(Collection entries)
***
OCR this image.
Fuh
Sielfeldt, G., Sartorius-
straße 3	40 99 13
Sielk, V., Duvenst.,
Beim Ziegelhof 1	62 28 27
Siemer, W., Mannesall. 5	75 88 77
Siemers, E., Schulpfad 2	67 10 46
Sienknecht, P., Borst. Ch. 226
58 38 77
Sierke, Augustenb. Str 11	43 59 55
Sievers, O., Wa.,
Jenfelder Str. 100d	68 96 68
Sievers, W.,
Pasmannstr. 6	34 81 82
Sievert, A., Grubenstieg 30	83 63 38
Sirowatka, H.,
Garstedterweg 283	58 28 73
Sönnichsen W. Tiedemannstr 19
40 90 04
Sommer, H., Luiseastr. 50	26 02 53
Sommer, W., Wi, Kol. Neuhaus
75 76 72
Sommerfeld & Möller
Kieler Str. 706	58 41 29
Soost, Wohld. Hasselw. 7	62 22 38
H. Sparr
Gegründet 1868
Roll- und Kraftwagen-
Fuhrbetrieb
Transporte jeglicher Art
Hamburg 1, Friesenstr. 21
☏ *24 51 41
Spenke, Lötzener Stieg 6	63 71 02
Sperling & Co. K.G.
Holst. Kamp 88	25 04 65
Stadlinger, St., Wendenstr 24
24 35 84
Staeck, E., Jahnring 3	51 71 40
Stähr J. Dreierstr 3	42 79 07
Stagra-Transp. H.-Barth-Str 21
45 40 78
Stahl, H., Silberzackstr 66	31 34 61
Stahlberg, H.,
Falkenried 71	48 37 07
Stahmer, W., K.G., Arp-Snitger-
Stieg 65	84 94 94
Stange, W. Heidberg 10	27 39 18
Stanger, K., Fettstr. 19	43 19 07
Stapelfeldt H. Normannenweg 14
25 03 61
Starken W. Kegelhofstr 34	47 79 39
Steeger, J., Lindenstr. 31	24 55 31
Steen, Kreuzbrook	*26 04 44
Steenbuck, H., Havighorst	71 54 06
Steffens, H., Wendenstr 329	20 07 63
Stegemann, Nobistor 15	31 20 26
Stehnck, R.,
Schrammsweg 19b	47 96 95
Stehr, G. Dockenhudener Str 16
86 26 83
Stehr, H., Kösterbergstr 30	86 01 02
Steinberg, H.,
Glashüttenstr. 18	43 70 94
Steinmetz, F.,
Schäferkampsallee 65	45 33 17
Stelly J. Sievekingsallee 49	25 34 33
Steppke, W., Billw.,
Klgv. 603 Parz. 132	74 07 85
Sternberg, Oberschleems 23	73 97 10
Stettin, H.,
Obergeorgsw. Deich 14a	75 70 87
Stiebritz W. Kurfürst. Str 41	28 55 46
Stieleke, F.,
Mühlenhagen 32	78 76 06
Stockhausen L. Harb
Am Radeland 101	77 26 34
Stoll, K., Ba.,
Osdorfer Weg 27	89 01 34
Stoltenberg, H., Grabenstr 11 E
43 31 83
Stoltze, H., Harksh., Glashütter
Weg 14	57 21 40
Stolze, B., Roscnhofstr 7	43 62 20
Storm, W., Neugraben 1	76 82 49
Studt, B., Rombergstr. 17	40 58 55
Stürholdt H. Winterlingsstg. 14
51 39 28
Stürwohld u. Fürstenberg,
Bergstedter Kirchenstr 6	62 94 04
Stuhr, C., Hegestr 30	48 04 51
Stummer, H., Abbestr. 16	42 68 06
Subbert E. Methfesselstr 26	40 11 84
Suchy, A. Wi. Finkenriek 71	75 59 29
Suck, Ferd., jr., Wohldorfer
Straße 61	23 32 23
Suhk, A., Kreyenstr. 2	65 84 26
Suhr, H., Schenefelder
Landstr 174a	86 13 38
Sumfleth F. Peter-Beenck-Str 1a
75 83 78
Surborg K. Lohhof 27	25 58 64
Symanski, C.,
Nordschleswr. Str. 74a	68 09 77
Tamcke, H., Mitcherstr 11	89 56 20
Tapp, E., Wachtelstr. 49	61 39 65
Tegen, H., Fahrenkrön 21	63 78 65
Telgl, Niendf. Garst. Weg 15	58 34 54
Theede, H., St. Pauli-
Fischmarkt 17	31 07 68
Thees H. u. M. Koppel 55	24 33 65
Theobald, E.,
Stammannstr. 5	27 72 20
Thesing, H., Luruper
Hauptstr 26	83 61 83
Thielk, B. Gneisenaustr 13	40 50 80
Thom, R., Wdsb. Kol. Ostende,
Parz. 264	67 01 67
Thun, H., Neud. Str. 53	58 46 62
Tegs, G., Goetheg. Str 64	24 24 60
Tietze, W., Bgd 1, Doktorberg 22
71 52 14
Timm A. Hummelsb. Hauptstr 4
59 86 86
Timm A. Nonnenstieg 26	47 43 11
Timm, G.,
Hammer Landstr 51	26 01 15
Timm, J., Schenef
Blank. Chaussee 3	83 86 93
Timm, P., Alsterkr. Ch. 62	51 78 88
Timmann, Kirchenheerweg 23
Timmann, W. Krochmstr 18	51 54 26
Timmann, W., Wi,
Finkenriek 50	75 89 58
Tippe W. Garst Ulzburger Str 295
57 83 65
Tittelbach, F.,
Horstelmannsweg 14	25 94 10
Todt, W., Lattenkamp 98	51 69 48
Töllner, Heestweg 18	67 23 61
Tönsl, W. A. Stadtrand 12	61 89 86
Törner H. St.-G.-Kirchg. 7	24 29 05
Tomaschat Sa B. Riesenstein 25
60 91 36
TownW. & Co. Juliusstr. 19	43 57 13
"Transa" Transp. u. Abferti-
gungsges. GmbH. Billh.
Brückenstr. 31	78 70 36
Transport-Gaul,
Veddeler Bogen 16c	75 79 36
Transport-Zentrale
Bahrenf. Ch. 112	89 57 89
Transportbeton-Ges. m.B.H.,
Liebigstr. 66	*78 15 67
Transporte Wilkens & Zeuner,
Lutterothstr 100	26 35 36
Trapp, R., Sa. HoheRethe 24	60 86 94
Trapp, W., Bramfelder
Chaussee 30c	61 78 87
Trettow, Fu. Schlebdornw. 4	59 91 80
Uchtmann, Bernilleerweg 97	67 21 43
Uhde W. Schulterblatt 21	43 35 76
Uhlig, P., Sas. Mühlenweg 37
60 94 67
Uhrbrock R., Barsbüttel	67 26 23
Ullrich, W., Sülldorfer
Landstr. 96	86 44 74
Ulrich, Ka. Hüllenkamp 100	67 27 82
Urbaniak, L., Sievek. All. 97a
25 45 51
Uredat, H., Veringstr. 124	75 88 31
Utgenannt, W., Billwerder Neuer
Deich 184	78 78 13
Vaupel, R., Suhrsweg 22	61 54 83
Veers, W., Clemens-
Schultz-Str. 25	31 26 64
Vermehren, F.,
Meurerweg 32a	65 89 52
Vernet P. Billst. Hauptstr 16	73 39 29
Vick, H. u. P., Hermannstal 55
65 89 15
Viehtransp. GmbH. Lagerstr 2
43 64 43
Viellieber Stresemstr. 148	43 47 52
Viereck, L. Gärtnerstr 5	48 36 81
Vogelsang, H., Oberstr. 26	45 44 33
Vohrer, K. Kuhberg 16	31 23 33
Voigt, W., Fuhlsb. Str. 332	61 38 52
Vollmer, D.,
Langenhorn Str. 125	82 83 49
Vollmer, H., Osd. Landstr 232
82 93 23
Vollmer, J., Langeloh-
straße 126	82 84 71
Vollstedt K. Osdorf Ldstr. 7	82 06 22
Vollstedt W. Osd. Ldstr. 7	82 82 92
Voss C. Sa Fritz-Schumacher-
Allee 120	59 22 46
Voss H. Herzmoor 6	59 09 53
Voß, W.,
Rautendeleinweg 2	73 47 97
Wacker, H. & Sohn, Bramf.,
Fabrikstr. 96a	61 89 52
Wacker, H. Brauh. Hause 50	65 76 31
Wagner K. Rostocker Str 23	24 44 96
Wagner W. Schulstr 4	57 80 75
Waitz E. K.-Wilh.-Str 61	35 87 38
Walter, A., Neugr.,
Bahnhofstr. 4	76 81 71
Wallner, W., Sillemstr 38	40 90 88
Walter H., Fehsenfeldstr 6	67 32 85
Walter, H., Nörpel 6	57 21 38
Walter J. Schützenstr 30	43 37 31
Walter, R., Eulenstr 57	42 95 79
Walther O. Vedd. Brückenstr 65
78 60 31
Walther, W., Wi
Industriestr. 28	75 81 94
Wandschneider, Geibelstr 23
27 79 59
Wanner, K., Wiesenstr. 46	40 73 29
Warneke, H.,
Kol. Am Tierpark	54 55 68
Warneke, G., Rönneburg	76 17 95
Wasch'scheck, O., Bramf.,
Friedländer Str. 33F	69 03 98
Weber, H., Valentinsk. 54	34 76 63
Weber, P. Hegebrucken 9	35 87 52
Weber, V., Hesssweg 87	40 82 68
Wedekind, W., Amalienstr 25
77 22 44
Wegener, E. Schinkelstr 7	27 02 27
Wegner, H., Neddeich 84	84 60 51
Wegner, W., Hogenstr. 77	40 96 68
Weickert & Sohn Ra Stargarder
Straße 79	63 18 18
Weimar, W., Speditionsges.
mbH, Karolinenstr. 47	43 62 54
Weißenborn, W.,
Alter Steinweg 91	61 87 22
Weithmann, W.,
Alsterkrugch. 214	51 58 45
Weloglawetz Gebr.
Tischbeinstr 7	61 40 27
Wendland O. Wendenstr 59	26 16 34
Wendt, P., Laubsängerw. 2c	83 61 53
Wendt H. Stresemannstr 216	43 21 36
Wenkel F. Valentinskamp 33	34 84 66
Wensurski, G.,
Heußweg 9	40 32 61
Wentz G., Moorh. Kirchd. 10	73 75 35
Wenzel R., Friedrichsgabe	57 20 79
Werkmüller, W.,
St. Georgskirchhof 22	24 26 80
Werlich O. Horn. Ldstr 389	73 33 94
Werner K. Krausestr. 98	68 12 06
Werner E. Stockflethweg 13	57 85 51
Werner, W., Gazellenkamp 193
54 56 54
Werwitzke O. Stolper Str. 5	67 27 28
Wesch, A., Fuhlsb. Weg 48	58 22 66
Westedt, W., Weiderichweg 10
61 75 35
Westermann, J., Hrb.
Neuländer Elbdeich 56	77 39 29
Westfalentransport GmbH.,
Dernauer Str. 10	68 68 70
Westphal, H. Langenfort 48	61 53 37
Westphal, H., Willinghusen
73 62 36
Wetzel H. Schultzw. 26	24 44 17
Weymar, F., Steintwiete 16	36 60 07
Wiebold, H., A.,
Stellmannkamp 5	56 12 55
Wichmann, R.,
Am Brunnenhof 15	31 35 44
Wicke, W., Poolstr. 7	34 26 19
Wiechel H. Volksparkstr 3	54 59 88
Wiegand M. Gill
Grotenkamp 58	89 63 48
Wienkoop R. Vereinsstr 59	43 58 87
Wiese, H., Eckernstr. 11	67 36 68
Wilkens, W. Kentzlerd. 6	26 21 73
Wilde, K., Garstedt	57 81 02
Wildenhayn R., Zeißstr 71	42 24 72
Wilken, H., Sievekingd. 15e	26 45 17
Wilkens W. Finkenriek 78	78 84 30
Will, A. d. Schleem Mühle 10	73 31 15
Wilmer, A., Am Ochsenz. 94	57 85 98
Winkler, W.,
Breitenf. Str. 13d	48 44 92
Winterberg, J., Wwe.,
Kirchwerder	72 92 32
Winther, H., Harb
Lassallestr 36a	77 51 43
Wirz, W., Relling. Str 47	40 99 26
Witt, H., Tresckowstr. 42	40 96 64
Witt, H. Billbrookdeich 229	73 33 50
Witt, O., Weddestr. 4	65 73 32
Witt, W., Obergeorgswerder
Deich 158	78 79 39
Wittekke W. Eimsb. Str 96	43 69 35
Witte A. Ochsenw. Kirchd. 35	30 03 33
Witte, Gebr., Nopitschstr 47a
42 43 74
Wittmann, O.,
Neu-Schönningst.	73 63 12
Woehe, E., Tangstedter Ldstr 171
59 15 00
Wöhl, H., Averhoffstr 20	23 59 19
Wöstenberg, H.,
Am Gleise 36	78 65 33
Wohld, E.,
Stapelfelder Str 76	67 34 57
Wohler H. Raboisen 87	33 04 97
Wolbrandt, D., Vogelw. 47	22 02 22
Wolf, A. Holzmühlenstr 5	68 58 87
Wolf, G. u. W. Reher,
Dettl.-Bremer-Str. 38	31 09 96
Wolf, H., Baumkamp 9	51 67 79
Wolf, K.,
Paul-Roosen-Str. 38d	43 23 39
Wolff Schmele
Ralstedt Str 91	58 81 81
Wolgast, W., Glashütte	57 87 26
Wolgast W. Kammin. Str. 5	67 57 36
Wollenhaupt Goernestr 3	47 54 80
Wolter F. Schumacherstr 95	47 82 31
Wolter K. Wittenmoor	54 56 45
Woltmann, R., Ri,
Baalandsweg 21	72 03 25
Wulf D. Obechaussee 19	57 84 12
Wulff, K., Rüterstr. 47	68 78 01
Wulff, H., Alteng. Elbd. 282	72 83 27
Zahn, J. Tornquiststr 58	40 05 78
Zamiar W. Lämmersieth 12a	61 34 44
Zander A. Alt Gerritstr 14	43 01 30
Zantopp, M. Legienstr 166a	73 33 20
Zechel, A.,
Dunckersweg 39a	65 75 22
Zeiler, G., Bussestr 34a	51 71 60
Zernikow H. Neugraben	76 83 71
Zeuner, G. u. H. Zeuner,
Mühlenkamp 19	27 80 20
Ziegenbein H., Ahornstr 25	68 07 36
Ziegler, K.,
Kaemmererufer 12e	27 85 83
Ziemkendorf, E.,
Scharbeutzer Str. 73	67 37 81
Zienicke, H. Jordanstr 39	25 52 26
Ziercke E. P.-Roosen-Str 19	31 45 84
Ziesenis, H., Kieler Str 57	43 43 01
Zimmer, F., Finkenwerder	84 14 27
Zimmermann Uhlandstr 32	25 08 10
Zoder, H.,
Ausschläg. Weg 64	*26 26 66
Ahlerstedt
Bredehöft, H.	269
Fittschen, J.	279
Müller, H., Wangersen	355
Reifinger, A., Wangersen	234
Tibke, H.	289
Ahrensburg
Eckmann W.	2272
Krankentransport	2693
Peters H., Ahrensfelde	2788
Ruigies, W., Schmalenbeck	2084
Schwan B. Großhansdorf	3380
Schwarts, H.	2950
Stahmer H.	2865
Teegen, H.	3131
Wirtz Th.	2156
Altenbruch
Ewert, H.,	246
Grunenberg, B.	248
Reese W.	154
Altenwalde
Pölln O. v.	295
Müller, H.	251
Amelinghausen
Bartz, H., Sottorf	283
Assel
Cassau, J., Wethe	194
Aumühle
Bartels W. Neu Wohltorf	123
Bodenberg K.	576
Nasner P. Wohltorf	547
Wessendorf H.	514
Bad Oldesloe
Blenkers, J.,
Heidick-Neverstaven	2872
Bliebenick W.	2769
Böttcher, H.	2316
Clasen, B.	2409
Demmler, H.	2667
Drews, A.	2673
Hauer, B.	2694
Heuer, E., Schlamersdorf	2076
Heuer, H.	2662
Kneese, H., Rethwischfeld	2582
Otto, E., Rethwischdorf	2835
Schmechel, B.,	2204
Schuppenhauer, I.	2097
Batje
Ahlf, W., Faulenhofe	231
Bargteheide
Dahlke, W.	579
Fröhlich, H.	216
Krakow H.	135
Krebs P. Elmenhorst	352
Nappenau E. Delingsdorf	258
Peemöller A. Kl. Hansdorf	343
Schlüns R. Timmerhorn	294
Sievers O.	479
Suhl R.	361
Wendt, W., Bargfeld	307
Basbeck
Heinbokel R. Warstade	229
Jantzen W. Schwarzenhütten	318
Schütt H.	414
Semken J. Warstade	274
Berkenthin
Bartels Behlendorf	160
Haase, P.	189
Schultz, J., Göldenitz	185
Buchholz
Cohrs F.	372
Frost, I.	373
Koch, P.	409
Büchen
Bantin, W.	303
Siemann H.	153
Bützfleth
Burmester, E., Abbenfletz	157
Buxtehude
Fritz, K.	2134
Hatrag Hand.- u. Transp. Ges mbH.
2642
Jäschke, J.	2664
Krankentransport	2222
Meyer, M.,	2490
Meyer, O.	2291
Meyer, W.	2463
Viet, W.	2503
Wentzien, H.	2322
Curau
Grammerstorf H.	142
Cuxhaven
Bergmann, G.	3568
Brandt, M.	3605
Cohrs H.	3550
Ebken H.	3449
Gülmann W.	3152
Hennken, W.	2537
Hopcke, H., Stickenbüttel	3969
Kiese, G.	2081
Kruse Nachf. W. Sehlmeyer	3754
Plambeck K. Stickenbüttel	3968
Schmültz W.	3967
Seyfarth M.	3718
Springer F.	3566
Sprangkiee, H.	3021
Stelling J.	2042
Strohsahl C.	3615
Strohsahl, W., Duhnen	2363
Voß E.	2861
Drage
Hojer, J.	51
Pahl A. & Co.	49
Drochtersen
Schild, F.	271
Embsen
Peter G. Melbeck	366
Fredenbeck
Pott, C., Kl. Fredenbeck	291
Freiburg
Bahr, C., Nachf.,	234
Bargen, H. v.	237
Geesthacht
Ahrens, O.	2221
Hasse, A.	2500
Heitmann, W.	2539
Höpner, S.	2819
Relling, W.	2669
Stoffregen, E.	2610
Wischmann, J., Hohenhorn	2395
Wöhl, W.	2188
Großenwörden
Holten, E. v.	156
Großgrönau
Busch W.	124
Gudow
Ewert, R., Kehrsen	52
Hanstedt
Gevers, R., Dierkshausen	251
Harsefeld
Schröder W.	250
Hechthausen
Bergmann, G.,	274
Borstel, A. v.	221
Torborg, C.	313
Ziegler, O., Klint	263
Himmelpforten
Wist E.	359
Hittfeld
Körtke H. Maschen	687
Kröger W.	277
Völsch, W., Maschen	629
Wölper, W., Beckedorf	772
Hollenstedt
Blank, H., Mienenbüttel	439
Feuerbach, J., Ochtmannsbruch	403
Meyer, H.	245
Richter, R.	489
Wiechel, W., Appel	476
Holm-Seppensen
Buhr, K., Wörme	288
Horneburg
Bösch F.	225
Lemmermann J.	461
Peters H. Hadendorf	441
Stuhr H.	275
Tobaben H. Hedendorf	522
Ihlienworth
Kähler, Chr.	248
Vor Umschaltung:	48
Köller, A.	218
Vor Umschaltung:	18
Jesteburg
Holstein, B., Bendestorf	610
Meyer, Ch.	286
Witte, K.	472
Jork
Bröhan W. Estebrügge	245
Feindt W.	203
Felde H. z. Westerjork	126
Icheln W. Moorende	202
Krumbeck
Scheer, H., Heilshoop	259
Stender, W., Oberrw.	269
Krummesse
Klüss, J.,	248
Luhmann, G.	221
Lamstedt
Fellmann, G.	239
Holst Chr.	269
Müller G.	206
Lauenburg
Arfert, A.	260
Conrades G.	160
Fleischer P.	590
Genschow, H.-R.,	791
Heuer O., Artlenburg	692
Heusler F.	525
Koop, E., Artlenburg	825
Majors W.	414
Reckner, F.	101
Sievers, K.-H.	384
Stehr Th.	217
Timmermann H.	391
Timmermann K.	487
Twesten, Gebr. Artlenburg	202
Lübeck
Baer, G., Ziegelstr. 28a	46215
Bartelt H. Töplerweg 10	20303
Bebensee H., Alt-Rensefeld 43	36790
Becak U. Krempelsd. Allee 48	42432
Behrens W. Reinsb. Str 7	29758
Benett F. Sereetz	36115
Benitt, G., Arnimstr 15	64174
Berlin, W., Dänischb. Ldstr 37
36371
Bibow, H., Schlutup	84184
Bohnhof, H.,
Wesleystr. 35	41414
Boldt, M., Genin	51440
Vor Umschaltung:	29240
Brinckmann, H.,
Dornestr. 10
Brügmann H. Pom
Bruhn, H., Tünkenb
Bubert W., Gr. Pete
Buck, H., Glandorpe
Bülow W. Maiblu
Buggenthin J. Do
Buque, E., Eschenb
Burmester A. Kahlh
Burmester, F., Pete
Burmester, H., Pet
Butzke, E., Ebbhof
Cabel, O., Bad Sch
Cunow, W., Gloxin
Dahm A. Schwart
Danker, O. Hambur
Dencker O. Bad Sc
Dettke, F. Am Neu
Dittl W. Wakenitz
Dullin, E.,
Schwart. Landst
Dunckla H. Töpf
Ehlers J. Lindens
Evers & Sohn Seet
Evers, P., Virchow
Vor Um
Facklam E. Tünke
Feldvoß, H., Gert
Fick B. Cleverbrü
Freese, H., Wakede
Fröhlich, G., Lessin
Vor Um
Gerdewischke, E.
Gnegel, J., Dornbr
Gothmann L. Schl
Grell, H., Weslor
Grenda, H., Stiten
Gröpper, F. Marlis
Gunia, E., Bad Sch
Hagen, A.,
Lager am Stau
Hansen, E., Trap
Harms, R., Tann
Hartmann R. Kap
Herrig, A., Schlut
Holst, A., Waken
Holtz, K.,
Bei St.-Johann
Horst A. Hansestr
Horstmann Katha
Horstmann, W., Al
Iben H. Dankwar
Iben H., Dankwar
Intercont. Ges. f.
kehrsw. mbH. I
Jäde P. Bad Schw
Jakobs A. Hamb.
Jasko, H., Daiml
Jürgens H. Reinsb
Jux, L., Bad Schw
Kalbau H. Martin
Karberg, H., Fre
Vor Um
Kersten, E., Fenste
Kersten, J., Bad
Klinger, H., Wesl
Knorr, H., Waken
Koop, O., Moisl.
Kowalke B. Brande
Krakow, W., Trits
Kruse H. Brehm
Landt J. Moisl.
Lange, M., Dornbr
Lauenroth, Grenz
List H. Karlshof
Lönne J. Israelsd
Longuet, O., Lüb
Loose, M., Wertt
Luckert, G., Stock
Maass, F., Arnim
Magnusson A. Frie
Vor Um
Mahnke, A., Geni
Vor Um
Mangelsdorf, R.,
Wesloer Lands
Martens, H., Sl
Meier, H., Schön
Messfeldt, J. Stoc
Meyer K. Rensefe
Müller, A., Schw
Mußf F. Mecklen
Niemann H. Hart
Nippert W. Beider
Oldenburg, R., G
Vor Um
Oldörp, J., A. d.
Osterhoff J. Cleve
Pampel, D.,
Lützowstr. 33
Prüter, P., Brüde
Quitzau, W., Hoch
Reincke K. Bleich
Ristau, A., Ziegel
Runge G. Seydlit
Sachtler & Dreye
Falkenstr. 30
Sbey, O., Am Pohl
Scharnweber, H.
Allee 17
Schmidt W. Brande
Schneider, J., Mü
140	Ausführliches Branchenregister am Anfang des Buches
***
**Request**: In the records above, locate each line with the word "Walter". Copy all such lines.

**Exercise solution**:
Walter, A., Neugr.,
Walter H., Fehsenfeldstr 6	67 32 85
Walter, H., Nörpel 6	57 21 38
Walter J. Schützenstr 30	43 37 31
Walter, R., Eulenstr 57	42 95 79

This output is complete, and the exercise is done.